* begin Provided entries *
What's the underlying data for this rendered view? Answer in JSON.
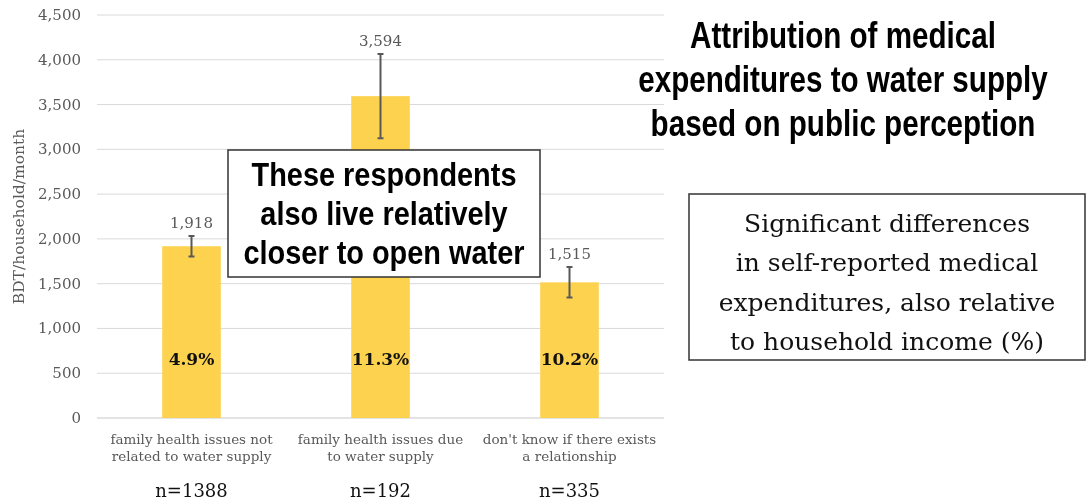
{
  "chart_data": {
    "type": "bar",
    "title": "Attribution of medical\nexpenditures to water supply\nbased on public perception",
    "ylabel": "BDT/household/month",
    "categories": [
      "family health issues not\nrelated to water supply",
      "family health issues due\nto water supply",
      "don't know if there exists\na relationship"
    ],
    "values": [
      1918,
      3594,
      1515
    ],
    "value_labels": [
      "1,918",
      "3,594",
      "1,515"
    ],
    "errors": [
      115,
      470,
      170
    ],
    "color": "#fdd24f",
    "ylim": [
      0,
      4500
    ],
    "yticks": [
      0,
      500,
      {
        "value": 1000,
        "label": "1,000"
      },
      {
        "value": 1500,
        "label": "1,500"
      },
      {
        "value": 2000,
        "label": "2,000"
      },
      {
        "value": 2500,
        "label": "2,500"
      },
      {
        "value": 3000,
        "label": "3,000"
      },
      {
        "value": 3500,
        "label": "3,500"
      },
      {
        "value": 4000,
        "label": "4,000"
      },
      {
        "value": 4500,
        "label": "4,500"
      }
    ],
    "grid": "y",
    "annotations": [
      "4.9%",
      "11.3%",
      "10.2%",
      "n=1388",
      "n=192",
      "n=335",
      "These respondents\nalso live relatively\ncloser to open water",
      "Significant differences\nin self-reported medical\nexpenditures, also relative\nto household income (%)"
    ]
  }
}
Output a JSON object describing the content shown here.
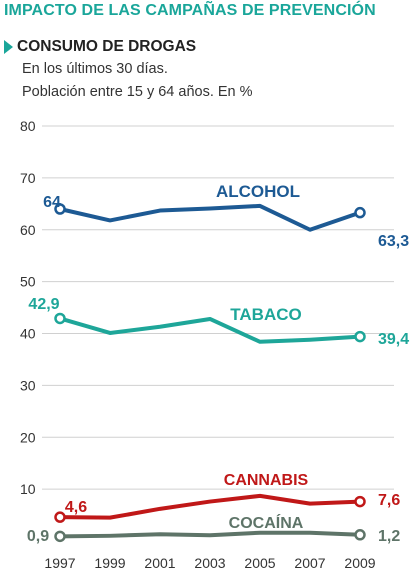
{
  "header": {
    "title": "IMPACTO DE LAS CAMPAÑAS DE PREVENCIÓN",
    "subtitle": "CONSUMO DE DROGAS",
    "note_1": "En los últimos 30 días.",
    "note_2": "Población entre 15 y 64 años. En %"
  },
  "colors": {
    "accent": "#1aa69a",
    "alcohol": "#1d5a94",
    "tabaco": "#1ea699",
    "cannabis": "#c01818",
    "cocaina": "#5e7468",
    "grid": "#d0d0d0"
  },
  "chart_data": {
    "type": "line",
    "x": [
      1997,
      1999,
      2001,
      2003,
      2005,
      2007,
      2009
    ],
    "xticklabels": [
      "1997",
      "1999",
      "2001",
      "2003",
      "2005",
      "2007",
      "2009"
    ],
    "ylim": [
      0,
      80
    ],
    "yticks": [
      10,
      20,
      30,
      40,
      50,
      60,
      70,
      80
    ],
    "grid": true,
    "series": [
      {
        "key": "alcohol",
        "name": "ALCOHOL",
        "values": [
          64,
          61.8,
          63.7,
          64.1,
          64.6,
          60,
          63.3
        ],
        "start_label": "64",
        "end_label": "63,3"
      },
      {
        "key": "tabaco",
        "name": "TABACO",
        "values": [
          42.9,
          40.1,
          41.3,
          42.8,
          38.4,
          38.8,
          39.4
        ],
        "start_label": "42,9",
        "end_label": "39,4"
      },
      {
        "key": "cannabis",
        "name": "CANNABIS",
        "values": [
          4.6,
          4.5,
          6.2,
          7.6,
          8.7,
          7.2,
          7.6
        ],
        "start_label": "4,6",
        "end_label": "7,6"
      },
      {
        "key": "cocaina",
        "name": "COCAÍNA",
        "values": [
          0.9,
          1.0,
          1.3,
          1.1,
          1.6,
          1.6,
          1.2
        ],
        "start_label": "0,9",
        "end_label": "1,2"
      }
    ]
  }
}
* end Provided entries *
(Directions for this task)
Count the lines above that contain the word "medical", and give only that number.

(Expected output)
2